STATED GOAL.
Transcribe each entry below exactly. Pictures do not go in the copy.

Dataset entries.
◇ ◇ ◇ ◇
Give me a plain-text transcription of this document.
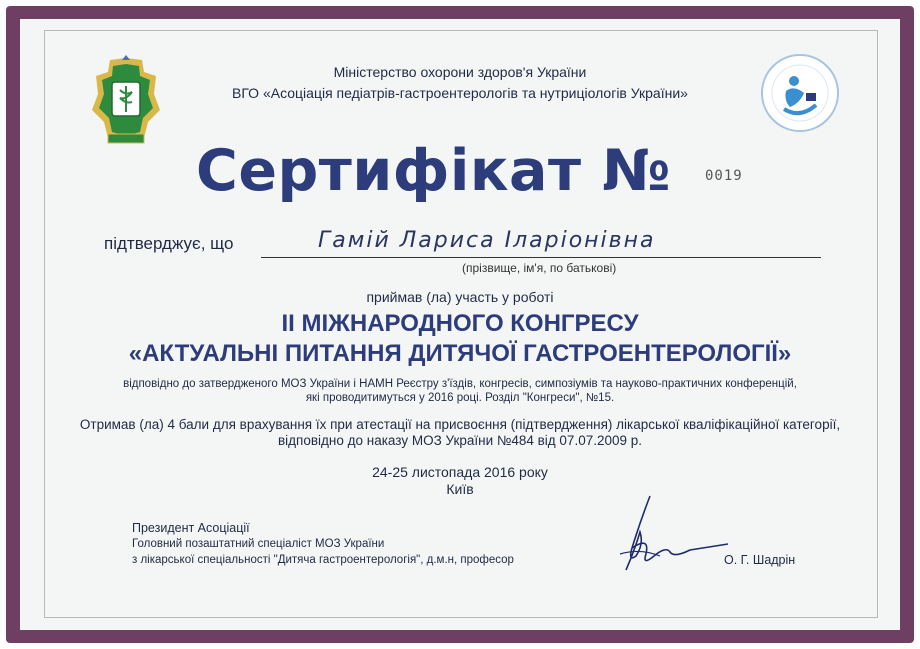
Міністерство охорони здоров'я України
ВГО «Асоціація педіатрів-гастроентерологів та нутриціологів України»
Сертифікат № 0019
підтверджує, що	Гамій Лариса Іларіонівна
(прізвище, ім'я, по батькові)
приймав (ла) участь у роботі
ІІ МІЖНАРОДНОГО КОНГРЕСУ
«АКТУАЛЬНІ ПИТАННЯ ДИТЯЧОЇ ГАСТРОЕНТЕРОЛОГІЇ»
відповідно до затвердженого МОЗ України і НАМН Реєстру з'їздів, конгресів, симпозіумів та науково-практичних конференцій,
які проводитимуться у 2016 році. Розділ "Конгреси", №15.
Отримав (ла) 4 бали для врахування їх при атестації на присвоєння (підтвердження) лікарської кваліфікаційної категорії,
відповідно до наказу МОЗ України №484 від 07.07.2009 р.
24-25 листопада 2016 року
Київ
Президент Асоціації
Головний позаштатний спеціаліст МОЗ України
з лікарської спеціальності "Дитяча гастроентерологія", д.м.н, професор	О. Г. Шадрін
◇ ◇ ◇ ◇
EXPECTED ANSWER.
Give me a plain-text transcription of this document.
Міністерство охорони здоров'я України
ВГО «Асоціація педіатрів-гастроентерологів та нутриціологів України»
Сертифікат № 0019
підтверджує, що	Гамій Лариса Іларіонівна
(прізвище, ім'я, по батькові)
приймав (ла) участь у роботі
ІІ МІЖНАРОДНОГО КОНГРЕСУ
«АКТУАЛЬНІ ПИТАННЯ ДИТЯЧОЇ ГАСТРОЕНТЕРОЛОГІЇ»
відповідно до затвердженого МОЗ України і НАМН Реєстру з'їздів, конгресів, симпозіумів та науково-практичних конференцій,
які проводитимуться у 2016 році. Розділ "Конгреси", №15.
Отримав (ла) 4 бали для врахування їх при атестації на присвоєння (підтвердження) лікарської кваліфікаційної категорії,
відповідно до наказу МОЗ України №484 від 07.07.2009 р.
24-25 листопада 2016 року
Київ
Президент Асоціації
Головний позаштатний спеціаліст МОЗ України
з лікарської спеціальності "Дитяча гастроентерологія", д.м.н, професор	О. Г. Шадрін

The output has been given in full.